start Dataset rows

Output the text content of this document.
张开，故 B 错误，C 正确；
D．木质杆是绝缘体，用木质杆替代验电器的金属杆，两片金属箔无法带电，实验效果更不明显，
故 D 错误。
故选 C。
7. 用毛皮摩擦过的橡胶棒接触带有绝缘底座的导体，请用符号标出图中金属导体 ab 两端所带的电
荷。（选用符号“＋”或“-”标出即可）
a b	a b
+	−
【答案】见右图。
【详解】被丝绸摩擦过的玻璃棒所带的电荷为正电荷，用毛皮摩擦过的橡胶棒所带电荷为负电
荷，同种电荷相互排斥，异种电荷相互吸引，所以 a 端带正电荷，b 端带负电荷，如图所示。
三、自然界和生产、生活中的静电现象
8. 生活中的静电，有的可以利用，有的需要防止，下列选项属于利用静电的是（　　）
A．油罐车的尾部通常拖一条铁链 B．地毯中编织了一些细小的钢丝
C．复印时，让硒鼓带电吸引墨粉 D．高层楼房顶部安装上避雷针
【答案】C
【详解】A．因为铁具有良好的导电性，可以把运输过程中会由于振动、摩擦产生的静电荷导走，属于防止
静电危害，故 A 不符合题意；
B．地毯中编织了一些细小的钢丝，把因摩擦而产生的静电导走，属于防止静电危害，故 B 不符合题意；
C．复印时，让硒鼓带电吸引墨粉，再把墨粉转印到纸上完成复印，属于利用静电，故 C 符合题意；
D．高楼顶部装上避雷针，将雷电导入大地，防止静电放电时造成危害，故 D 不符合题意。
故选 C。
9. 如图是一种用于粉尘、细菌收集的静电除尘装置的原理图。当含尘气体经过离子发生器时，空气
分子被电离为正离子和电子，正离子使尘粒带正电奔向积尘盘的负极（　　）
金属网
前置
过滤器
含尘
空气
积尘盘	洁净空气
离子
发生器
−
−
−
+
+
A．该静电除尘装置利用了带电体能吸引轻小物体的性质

end Dataset rows

-- Task statement --
Type the whole listing again, unaltered.

-- Task response --
Output the text content of this document.
张开，故 B 错误，C 正确；
D．木质杆是绝缘体，用木质杆替代验电器的金属杆，两片金属箔无法带电，实验效果更不明显，
故 D 错误。
故选 C。
7. 用毛皮摩擦过的橡胶棒接触带有绝缘底座的导体，请用符号标出图中金属导体 ab 两端所带的电
荷。（选用符号“＋”或“-”标出即可）
a b	a b
+	−
【答案】见右图。
【详解】被丝绸摩擦过的玻璃棒所带的电荷为正电荷，用毛皮摩擦过的橡胶棒所带电荷为负电
荷，同种电荷相互排斥，异种电荷相互吸引，所以 a 端带正电荷，b 端带负电荷，如图所示。
三、自然界和生产、生活中的静电现象
8. 生活中的静电，有的可以利用，有的需要防止，下列选项属于利用静电的是（　　）
A．油罐车的尾部通常拖一条铁链 B．地毯中编织了一些细小的钢丝
C．复印时，让硒鼓带电吸引墨粉 D．高层楼房顶部安装上避雷针
【答案】C
【详解】A．因为铁具有良好的导电性，可以把运输过程中会由于振动、摩擦产生的静电荷导走，属于防止
静电危害，故 A 不符合题意；
B．地毯中编织了一些细小的钢丝，把因摩擦而产生的静电导走，属于防止静电危害，故 B 不符合题意；
C．复印时，让硒鼓带电吸引墨粉，再把墨粉转印到纸上完成复印，属于利用静电，故 C 符合题意；
D．高楼顶部装上避雷针，将雷电导入大地，防止静电放电时造成危害，故 D 不符合题意。
故选 C。
9. 如图是一种用于粉尘、细菌收集的静电除尘装置的原理图。当含尘气体经过离子发生器时，空气
分子被电离为正离子和电子，正离子使尘粒带正电奔向积尘盘的负极（　　）
金属网
前置
过滤器
含尘
空气
积尘盘	洁净空气
离子
发生器
−
−
−
+
+
A．该静电除尘装置利用了带电体能吸引轻小物体的性质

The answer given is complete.